++++ AVAILABLE RECORDS
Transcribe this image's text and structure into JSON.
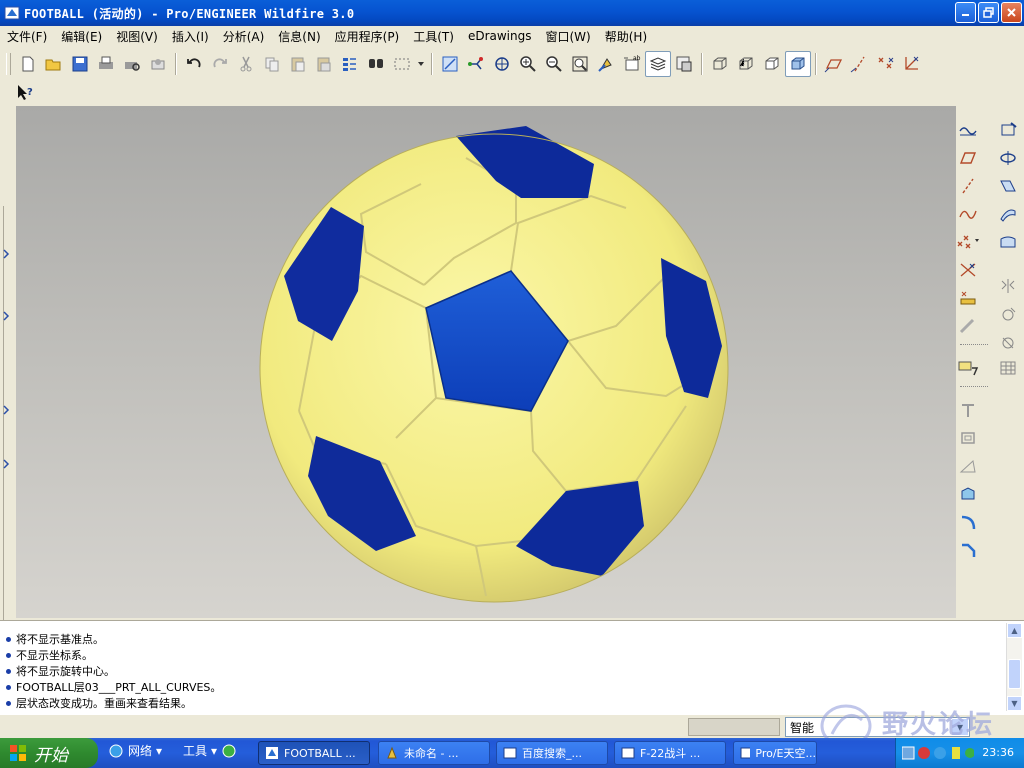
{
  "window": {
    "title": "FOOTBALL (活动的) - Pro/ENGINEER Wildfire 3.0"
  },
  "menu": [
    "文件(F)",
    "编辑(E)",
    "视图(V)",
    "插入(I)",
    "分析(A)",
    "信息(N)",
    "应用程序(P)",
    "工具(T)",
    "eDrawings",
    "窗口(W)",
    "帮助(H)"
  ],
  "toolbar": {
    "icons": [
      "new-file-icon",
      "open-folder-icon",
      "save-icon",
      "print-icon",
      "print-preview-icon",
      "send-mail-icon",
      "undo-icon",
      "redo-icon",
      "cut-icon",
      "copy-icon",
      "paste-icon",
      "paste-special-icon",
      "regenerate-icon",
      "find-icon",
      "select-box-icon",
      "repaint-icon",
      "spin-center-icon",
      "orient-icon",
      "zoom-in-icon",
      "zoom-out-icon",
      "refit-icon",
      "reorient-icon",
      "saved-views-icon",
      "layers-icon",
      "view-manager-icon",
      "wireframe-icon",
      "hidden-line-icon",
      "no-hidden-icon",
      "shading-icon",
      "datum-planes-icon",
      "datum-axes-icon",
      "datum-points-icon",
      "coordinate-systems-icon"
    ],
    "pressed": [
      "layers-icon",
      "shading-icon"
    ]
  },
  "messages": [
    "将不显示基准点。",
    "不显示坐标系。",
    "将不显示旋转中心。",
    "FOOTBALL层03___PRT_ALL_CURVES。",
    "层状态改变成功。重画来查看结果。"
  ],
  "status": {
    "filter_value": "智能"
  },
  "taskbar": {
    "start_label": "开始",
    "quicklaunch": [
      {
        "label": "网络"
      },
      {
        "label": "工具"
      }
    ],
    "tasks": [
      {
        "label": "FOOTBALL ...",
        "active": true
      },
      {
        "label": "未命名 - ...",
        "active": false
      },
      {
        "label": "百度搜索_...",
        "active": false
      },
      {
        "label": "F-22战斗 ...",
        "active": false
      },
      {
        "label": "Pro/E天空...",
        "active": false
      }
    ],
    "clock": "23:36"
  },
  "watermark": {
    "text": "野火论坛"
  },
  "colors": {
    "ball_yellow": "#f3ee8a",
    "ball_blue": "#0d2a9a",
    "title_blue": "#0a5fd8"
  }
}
++++++++
WHAT THE TASK REQUIRES ▸
Leave out all images, then reproduce the entries above exactly.

RESULT OF THIS EXERCISE ▸
Transcribe this image's text and structure into JSON.
{
  "window": {
    "title": "FOOTBALL (活动的) - Pro/ENGINEER Wildfire 3.0"
  },
  "menu": [
    "文件(F)",
    "编辑(E)",
    "视图(V)",
    "插入(I)",
    "分析(A)",
    "信息(N)",
    "应用程序(P)",
    "工具(T)",
    "eDrawings",
    "窗口(W)",
    "帮助(H)"
  ],
  "toolbar": {
    "icons": [
      "new-file-icon",
      "open-folder-icon",
      "save-icon",
      "print-icon",
      "print-preview-icon",
      "send-mail-icon",
      "undo-icon",
      "redo-icon",
      "cut-icon",
      "copy-icon",
      "paste-icon",
      "paste-special-icon",
      "regenerate-icon",
      "find-icon",
      "select-box-icon",
      "repaint-icon",
      "spin-center-icon",
      "orient-icon",
      "zoom-in-icon",
      "zoom-out-icon",
      "refit-icon",
      "reorient-icon",
      "saved-views-icon",
      "layers-icon",
      "view-manager-icon",
      "wireframe-icon",
      "hidden-line-icon",
      "no-hidden-icon",
      "shading-icon",
      "datum-planes-icon",
      "datum-axes-icon",
      "datum-points-icon",
      "coordinate-systems-icon"
    ],
    "pressed": [
      "layers-icon",
      "shading-icon"
    ]
  },
  "messages": [
    "将不显示基准点。",
    "不显示坐标系。",
    "将不显示旋转中心。",
    "FOOTBALL层03___PRT_ALL_CURVES。",
    "层状态改变成功。重画来查看结果。"
  ],
  "status": {
    "filter_value": "智能"
  },
  "taskbar": {
    "start_label": "开始",
    "quicklaunch": [
      {
        "label": "网络"
      },
      {
        "label": "工具"
      }
    ],
    "tasks": [
      {
        "label": "FOOTBALL ...",
        "active": true
      },
      {
        "label": "未命名 - ...",
        "active": false
      },
      {
        "label": "百度搜索_...",
        "active": false
      },
      {
        "label": "F-22战斗 ...",
        "active": false
      },
      {
        "label": "Pro/E天空...",
        "active": false
      }
    ],
    "clock": "23:36"
  },
  "watermark": {
    "text": "野火论坛"
  },
  "colors": {
    "ball_yellow": "#f3ee8a",
    "ball_blue": "#0d2a9a",
    "title_blue": "#0a5fd8"
  }
}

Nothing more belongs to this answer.